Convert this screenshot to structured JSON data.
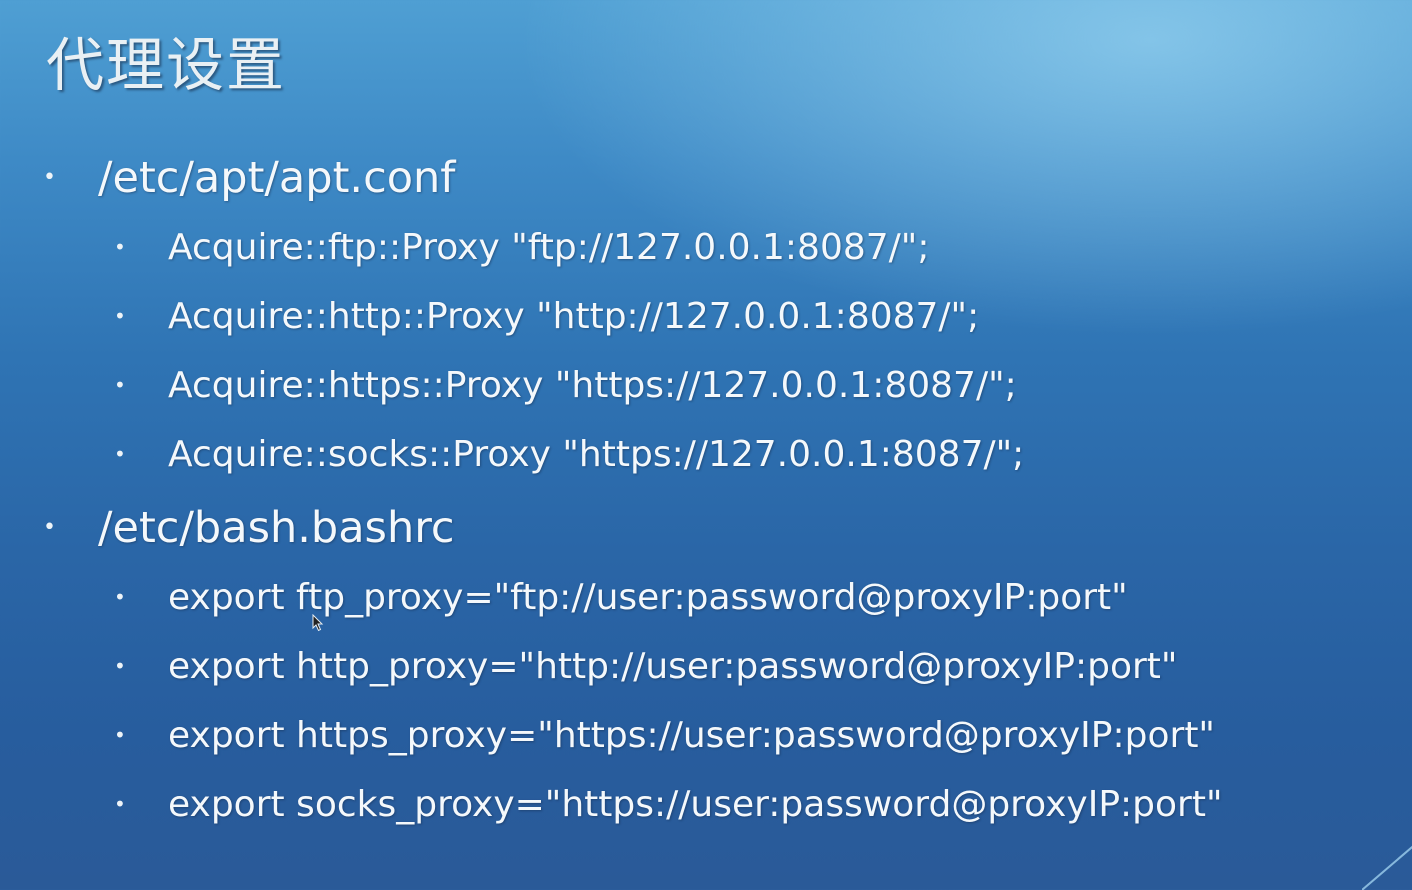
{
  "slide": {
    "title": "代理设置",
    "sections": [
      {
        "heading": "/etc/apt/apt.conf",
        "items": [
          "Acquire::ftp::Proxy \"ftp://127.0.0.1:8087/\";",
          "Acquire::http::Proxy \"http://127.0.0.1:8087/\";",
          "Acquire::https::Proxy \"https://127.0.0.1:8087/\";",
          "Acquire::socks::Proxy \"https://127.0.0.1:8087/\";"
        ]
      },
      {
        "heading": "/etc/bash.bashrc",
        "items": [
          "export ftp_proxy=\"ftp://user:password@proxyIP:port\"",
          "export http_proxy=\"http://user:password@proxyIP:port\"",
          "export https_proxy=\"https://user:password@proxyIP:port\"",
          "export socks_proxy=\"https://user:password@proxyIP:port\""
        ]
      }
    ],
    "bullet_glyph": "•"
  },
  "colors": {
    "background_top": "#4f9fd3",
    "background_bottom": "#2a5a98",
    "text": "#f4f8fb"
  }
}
______
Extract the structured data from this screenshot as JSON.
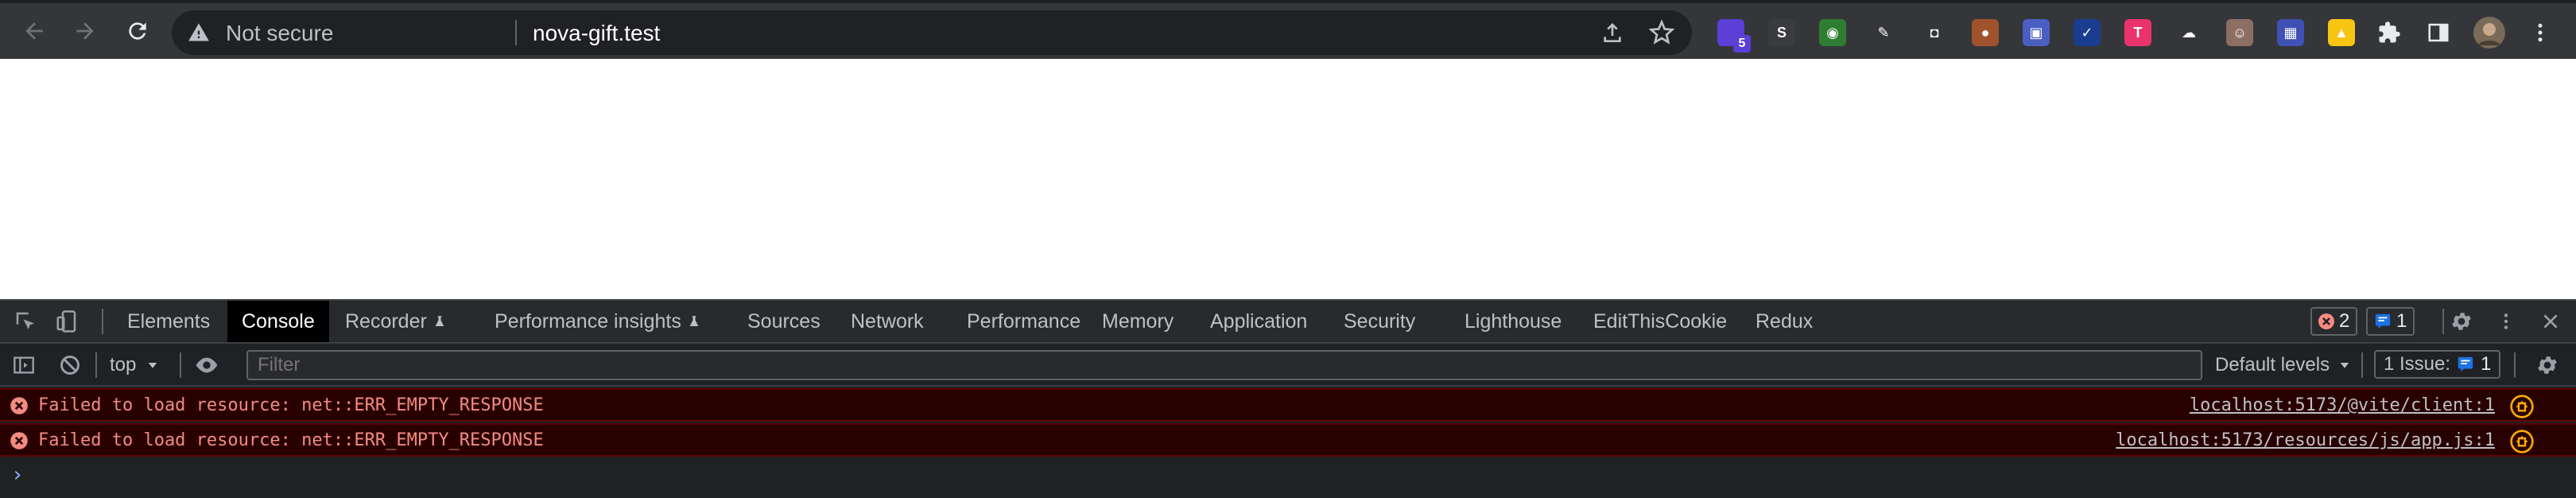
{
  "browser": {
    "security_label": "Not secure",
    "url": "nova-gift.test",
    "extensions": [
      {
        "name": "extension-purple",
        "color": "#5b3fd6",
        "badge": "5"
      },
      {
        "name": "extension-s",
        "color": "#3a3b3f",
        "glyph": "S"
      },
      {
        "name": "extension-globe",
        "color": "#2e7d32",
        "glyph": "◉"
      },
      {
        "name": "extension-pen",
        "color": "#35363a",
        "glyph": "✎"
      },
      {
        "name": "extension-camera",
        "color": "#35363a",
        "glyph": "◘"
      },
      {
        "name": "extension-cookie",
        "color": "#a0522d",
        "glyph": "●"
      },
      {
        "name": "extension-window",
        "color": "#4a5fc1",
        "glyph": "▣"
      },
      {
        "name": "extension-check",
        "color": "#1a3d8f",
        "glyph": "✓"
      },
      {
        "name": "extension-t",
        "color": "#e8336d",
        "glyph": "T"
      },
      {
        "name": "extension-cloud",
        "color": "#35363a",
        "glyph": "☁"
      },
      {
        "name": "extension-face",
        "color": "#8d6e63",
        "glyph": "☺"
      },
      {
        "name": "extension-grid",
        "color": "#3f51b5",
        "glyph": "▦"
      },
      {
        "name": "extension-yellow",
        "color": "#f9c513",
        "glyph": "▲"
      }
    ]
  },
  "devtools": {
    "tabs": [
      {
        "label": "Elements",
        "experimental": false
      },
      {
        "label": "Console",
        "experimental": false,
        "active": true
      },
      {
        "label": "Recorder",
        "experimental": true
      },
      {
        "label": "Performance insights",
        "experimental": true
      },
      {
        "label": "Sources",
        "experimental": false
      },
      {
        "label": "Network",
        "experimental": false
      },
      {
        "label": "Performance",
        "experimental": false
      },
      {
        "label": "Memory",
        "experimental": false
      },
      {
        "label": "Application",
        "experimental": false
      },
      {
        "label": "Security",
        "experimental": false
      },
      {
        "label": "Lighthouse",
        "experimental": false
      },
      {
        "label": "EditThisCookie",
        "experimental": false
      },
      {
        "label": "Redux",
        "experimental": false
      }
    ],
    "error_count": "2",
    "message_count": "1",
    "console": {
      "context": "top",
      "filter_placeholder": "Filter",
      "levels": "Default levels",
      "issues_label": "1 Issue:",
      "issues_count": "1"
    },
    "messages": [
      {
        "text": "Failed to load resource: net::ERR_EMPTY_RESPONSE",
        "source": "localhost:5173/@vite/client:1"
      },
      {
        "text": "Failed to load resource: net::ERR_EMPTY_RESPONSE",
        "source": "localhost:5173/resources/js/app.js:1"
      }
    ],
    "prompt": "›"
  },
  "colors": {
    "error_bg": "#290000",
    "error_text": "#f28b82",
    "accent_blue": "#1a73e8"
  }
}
______
*WORK REQUIRED*. Nothing but a number is needed here: how many lines hold the string "localhost"?

*SOLVED EXERCISE*. 2